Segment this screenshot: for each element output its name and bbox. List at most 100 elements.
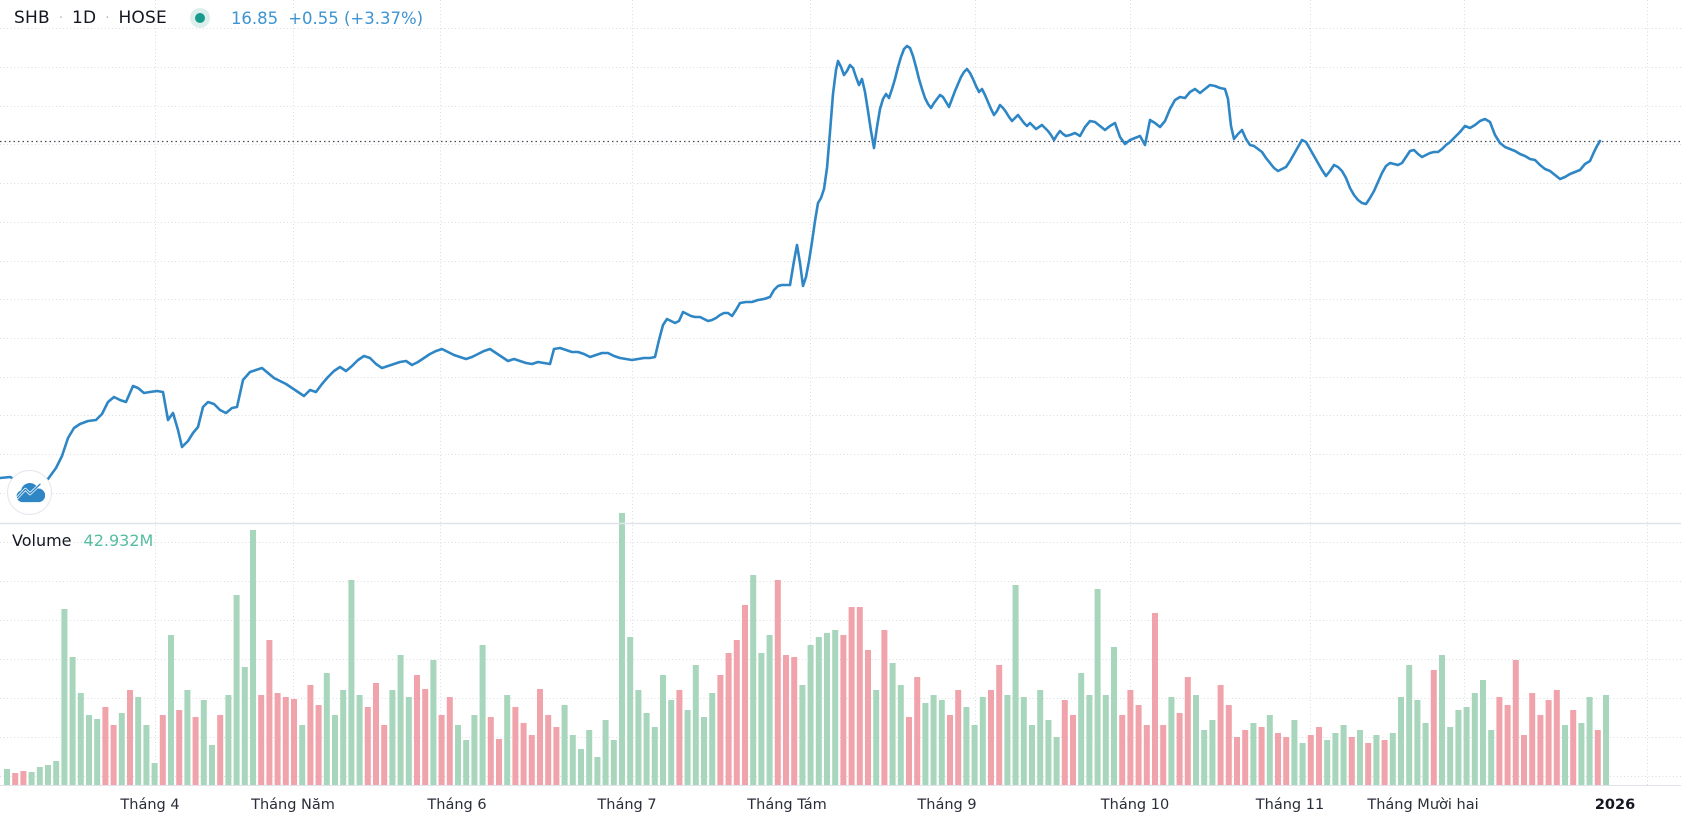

...

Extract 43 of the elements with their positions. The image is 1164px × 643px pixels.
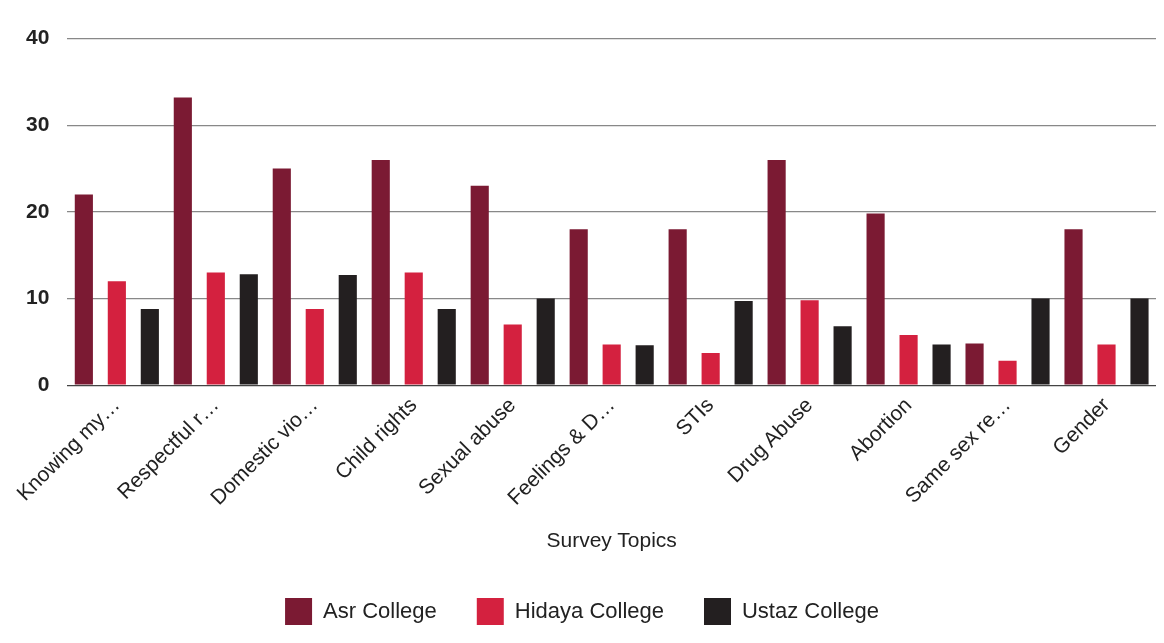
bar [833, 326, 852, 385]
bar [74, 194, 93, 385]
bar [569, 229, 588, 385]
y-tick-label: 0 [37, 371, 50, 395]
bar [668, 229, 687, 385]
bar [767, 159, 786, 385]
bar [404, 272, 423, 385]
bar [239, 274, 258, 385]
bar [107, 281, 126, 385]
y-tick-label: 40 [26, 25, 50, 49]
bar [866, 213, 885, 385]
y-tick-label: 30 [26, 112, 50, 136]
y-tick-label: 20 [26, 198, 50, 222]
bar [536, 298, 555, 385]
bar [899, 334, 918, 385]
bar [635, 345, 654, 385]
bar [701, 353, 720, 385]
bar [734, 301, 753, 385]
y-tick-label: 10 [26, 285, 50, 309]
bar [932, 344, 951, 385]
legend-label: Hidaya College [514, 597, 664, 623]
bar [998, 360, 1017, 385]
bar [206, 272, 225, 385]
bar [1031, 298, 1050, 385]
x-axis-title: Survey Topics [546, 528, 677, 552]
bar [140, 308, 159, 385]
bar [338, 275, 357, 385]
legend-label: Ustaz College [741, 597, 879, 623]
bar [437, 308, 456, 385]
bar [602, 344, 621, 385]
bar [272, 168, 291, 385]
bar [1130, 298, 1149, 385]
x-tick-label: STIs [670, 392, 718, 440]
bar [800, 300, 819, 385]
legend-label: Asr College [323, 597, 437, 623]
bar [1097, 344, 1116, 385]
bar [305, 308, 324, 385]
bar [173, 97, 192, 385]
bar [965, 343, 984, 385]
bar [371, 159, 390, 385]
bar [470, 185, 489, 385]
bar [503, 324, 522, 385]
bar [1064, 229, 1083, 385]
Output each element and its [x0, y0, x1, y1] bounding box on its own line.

Written problem: Convert the rows from the line containing "Extract 43 of" to the line containing "y-tick-label: 20 [26, 198, 50, 222]", both included, into a JSON list of strings with one string per line and no blank lines. Leave the pictures out of the answer.

Expected answer:
[
  "Extract 43 of the elements with their positions. The image is 1164px × 643px pixels.",
  "bar [833, 326, 852, 385]",
  "bar [74, 194, 93, 385]",
  "bar [569, 229, 588, 385]",
  "y-tick-label: 0 [37, 371, 50, 395]",
  "bar [668, 229, 687, 385]",
  "bar [767, 159, 786, 385]",
  "bar [404, 272, 423, 385]",
  "bar [239, 274, 258, 385]",
  "bar [107, 281, 126, 385]",
  "y-tick-label: 40 [26, 25, 50, 49]",
  "bar [866, 213, 885, 385]",
  "y-tick-label: 30 [26, 112, 50, 136]",
  "y-tick-label: 20 [26, 198, 50, 222]"
]